> _Input data_:

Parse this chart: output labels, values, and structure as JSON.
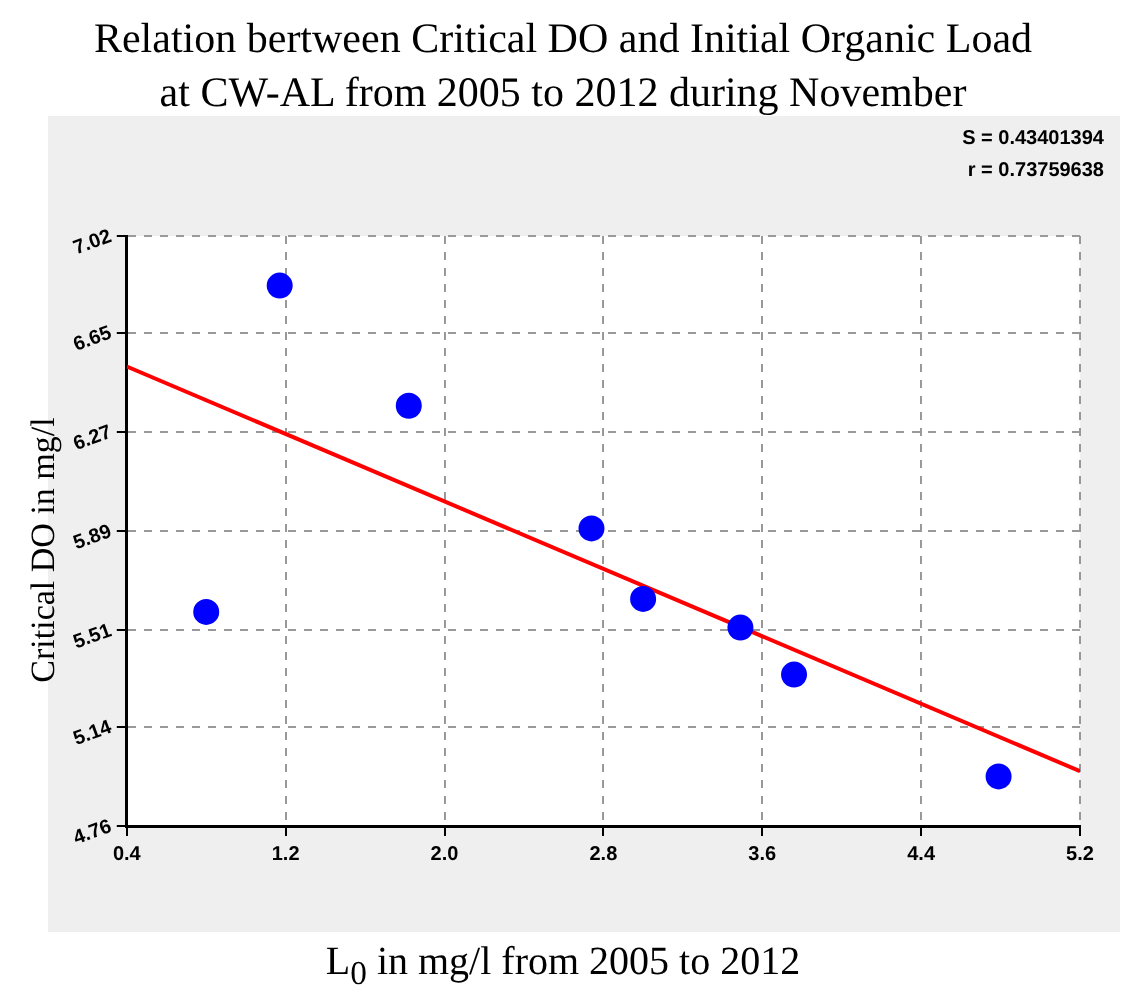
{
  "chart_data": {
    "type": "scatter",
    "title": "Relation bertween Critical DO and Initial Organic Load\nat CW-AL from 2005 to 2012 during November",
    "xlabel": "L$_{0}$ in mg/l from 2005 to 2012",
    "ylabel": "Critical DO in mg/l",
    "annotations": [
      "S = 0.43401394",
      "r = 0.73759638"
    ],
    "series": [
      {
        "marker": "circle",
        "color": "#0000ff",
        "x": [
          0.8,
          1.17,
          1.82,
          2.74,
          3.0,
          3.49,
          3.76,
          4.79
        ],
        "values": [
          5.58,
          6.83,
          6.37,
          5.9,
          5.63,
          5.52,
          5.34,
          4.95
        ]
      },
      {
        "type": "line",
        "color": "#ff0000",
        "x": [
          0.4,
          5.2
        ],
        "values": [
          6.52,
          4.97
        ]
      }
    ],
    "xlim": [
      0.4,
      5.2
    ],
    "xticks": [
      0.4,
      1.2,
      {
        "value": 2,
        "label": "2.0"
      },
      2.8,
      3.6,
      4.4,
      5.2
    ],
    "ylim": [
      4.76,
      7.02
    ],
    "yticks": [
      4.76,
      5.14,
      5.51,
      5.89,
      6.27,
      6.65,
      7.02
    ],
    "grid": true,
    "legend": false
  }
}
--
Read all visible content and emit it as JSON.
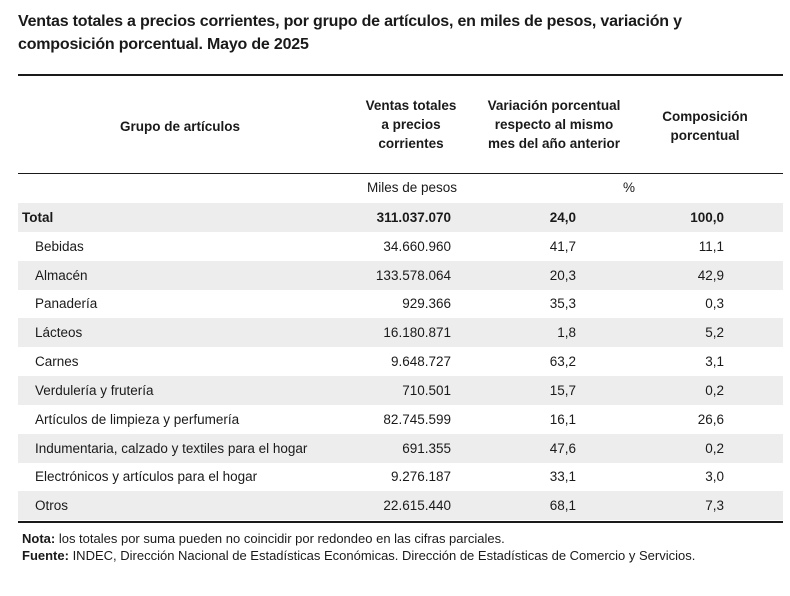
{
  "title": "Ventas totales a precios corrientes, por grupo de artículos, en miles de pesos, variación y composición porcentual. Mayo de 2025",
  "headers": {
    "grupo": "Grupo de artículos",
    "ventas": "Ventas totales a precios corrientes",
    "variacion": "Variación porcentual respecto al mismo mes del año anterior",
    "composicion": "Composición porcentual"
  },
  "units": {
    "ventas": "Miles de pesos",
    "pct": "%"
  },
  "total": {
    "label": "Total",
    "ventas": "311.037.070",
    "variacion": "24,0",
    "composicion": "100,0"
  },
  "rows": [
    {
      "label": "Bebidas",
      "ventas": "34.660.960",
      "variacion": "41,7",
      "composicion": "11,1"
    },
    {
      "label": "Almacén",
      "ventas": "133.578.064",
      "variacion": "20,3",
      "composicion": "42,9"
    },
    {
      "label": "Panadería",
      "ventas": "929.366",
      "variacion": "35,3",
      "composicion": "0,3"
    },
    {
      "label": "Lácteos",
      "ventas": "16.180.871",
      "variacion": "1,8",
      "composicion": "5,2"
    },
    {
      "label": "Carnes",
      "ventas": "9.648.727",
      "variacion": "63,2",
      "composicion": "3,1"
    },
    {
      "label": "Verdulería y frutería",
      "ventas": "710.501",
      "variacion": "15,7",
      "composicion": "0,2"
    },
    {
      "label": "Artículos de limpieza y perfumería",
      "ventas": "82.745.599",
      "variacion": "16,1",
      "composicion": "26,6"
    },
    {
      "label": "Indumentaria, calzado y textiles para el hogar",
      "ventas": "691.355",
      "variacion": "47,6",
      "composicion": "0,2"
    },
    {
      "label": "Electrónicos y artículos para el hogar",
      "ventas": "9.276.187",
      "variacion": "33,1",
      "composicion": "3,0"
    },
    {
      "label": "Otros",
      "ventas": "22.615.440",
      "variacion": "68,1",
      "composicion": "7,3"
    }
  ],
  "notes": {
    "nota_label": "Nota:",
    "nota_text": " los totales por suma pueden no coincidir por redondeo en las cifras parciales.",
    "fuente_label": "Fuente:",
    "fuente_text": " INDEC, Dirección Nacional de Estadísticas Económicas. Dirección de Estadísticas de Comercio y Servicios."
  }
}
--
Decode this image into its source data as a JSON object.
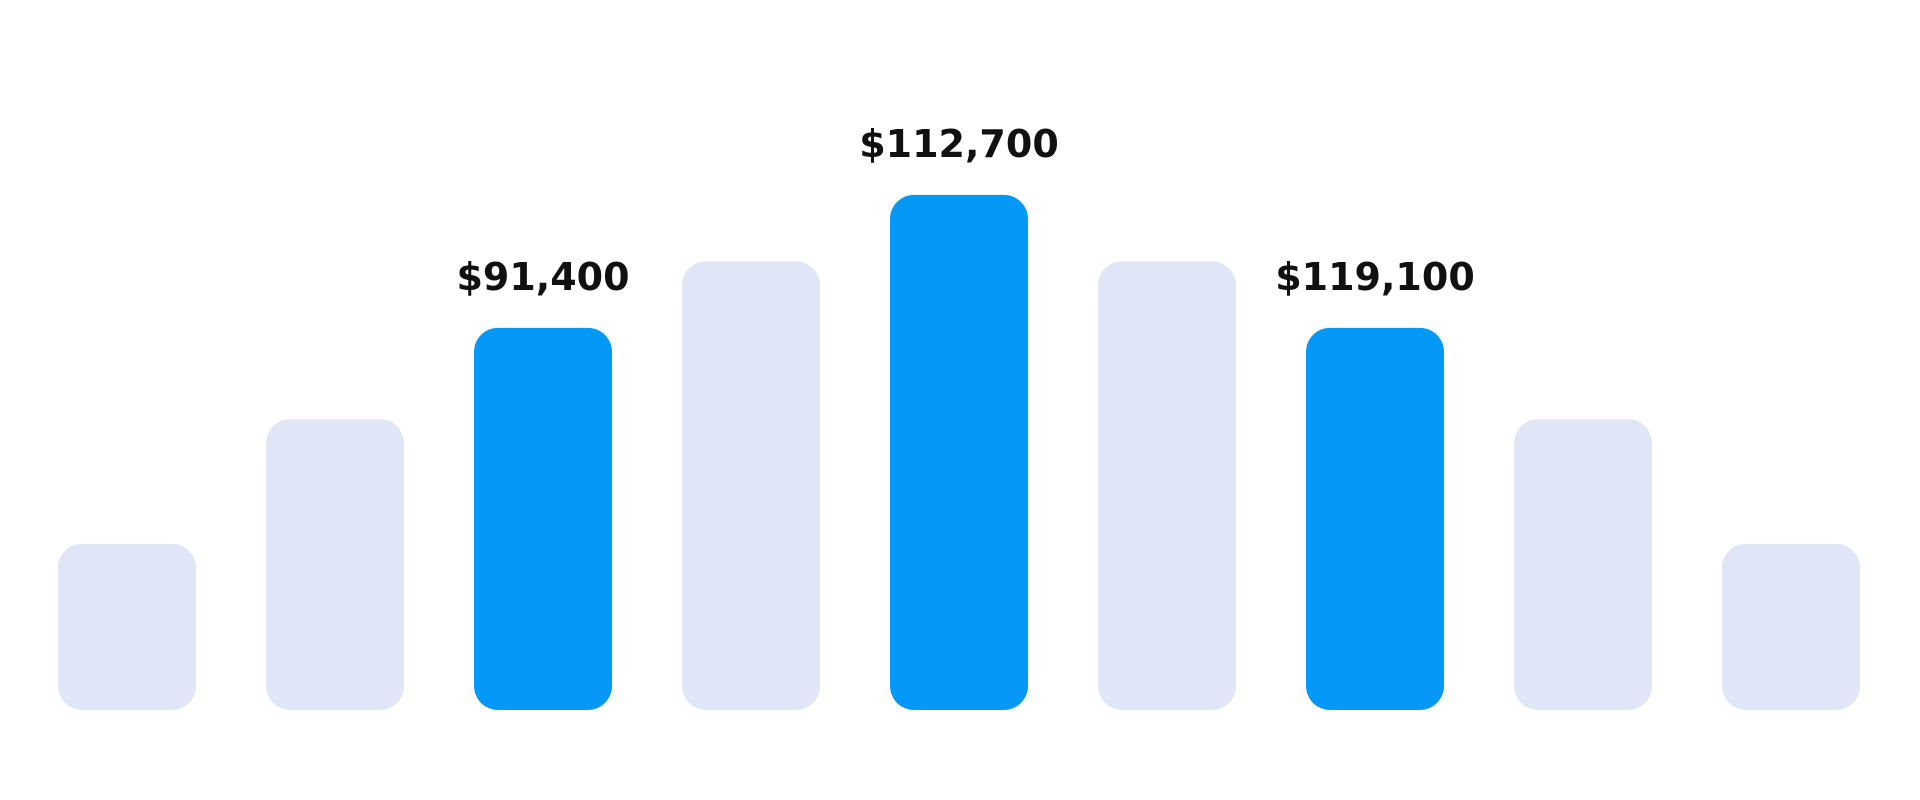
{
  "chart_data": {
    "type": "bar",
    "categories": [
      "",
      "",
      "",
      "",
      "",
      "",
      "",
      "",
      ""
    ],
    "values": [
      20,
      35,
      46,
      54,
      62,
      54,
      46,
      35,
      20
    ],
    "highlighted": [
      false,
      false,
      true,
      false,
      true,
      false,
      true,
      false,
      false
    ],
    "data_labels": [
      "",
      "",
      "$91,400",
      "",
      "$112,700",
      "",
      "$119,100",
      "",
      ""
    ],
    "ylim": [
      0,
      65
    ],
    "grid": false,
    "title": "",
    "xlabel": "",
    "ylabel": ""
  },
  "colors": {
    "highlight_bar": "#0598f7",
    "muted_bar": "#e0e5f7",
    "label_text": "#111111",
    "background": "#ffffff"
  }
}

> _Exercise directions_:
Give the count of lines holding the word "composicion" and nothing more.

> _Reply to the task_:
12